--- Exercise ---
Count the lines below that contain the word "pictures", and reply with only that number.
start Records to process
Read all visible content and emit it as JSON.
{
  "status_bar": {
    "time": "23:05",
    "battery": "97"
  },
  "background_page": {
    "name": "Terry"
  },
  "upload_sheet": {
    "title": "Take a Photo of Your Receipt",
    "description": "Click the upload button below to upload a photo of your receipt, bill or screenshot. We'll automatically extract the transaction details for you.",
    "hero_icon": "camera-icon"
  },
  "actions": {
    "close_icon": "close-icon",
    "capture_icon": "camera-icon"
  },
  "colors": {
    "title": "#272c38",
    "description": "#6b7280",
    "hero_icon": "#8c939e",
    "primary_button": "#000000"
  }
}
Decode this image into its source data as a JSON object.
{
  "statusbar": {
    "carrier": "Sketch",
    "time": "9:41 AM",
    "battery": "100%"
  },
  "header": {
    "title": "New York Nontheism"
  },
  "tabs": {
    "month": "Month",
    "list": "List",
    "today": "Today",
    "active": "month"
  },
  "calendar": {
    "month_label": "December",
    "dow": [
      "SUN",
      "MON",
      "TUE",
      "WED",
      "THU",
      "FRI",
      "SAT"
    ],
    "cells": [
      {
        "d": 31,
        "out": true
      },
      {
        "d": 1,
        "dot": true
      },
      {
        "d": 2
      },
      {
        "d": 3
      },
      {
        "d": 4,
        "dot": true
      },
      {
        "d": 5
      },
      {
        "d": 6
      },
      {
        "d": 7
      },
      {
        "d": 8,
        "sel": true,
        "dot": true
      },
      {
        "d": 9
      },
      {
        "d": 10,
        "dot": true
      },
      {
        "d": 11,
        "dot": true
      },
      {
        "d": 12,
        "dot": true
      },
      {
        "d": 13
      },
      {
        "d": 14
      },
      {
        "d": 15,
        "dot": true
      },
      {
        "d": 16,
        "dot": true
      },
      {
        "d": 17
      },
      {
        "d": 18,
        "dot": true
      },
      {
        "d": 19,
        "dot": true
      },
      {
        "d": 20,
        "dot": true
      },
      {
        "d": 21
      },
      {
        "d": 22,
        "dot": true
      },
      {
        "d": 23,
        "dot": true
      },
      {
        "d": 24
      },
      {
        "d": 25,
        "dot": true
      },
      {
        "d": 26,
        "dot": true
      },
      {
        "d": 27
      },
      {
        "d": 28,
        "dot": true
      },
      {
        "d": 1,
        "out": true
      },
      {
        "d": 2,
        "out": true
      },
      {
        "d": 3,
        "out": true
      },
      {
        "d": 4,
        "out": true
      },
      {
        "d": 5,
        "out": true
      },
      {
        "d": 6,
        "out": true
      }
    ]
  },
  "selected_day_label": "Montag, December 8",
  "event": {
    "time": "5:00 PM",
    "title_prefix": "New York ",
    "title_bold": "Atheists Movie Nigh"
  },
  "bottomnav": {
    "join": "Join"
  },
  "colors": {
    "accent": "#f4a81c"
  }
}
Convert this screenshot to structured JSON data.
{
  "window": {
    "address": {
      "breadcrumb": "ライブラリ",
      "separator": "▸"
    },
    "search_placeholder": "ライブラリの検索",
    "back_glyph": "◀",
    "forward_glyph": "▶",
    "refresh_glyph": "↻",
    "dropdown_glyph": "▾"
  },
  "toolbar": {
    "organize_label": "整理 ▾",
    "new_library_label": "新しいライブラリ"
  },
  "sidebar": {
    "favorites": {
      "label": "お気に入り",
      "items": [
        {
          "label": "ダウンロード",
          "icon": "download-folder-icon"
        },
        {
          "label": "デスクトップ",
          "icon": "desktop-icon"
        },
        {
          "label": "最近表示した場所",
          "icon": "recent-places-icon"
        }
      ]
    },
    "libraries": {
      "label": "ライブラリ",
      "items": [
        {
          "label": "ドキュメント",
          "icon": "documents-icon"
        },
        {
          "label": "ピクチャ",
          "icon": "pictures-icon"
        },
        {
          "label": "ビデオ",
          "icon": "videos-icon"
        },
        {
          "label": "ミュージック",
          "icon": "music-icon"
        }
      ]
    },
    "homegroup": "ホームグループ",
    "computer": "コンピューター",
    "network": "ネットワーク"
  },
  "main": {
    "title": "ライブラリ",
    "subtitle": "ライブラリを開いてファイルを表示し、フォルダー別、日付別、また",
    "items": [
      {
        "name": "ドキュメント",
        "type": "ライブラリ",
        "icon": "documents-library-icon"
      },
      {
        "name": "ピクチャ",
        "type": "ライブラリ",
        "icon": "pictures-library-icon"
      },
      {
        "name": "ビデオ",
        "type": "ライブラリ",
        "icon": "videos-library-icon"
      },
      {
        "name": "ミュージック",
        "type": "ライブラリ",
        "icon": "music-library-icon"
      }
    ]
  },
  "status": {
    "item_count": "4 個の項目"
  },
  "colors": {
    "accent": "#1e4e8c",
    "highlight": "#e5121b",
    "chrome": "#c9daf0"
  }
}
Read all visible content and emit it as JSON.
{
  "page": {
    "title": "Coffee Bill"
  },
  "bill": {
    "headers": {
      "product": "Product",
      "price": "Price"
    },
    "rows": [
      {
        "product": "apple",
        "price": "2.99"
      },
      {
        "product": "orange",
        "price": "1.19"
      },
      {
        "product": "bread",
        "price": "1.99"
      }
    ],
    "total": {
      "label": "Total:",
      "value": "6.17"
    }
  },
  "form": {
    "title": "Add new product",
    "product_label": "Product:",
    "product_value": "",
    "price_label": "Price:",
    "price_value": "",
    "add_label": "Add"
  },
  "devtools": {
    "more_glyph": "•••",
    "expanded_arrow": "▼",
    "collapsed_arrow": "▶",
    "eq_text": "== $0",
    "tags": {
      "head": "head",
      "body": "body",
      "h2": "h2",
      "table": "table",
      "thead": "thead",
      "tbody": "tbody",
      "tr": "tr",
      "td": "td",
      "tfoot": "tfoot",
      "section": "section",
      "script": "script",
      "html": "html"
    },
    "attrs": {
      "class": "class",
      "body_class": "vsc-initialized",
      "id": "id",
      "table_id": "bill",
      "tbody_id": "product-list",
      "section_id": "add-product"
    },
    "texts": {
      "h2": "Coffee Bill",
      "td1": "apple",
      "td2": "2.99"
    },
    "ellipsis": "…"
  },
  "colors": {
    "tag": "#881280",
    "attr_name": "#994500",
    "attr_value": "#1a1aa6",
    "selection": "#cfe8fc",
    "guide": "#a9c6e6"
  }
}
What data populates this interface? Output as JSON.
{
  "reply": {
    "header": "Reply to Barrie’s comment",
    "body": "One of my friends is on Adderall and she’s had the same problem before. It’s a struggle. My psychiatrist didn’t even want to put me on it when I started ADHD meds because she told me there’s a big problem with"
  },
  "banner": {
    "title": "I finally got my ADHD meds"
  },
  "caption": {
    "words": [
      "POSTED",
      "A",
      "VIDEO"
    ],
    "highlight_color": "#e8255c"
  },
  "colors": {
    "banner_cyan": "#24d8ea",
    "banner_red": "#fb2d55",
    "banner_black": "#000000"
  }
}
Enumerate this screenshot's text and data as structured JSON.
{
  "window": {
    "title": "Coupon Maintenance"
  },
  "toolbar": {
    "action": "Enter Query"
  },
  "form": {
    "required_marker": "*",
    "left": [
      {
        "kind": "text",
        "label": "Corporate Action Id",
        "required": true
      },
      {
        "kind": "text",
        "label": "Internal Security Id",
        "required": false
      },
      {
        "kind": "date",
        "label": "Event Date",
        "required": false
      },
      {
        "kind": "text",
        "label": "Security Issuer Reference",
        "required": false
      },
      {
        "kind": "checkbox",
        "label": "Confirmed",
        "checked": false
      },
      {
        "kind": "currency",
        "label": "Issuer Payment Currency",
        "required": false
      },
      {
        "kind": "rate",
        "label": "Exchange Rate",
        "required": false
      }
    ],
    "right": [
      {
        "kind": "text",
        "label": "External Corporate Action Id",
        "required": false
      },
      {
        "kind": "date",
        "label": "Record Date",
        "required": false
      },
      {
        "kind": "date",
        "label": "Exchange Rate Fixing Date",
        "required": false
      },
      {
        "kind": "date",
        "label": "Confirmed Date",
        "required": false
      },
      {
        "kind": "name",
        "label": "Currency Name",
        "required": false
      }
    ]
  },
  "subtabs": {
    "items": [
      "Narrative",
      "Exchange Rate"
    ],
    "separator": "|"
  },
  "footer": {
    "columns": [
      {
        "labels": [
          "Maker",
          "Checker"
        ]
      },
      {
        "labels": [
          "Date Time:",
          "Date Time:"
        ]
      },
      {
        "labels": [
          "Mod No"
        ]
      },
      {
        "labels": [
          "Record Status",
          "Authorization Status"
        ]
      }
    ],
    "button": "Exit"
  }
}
end Records to process
--- The result ---
2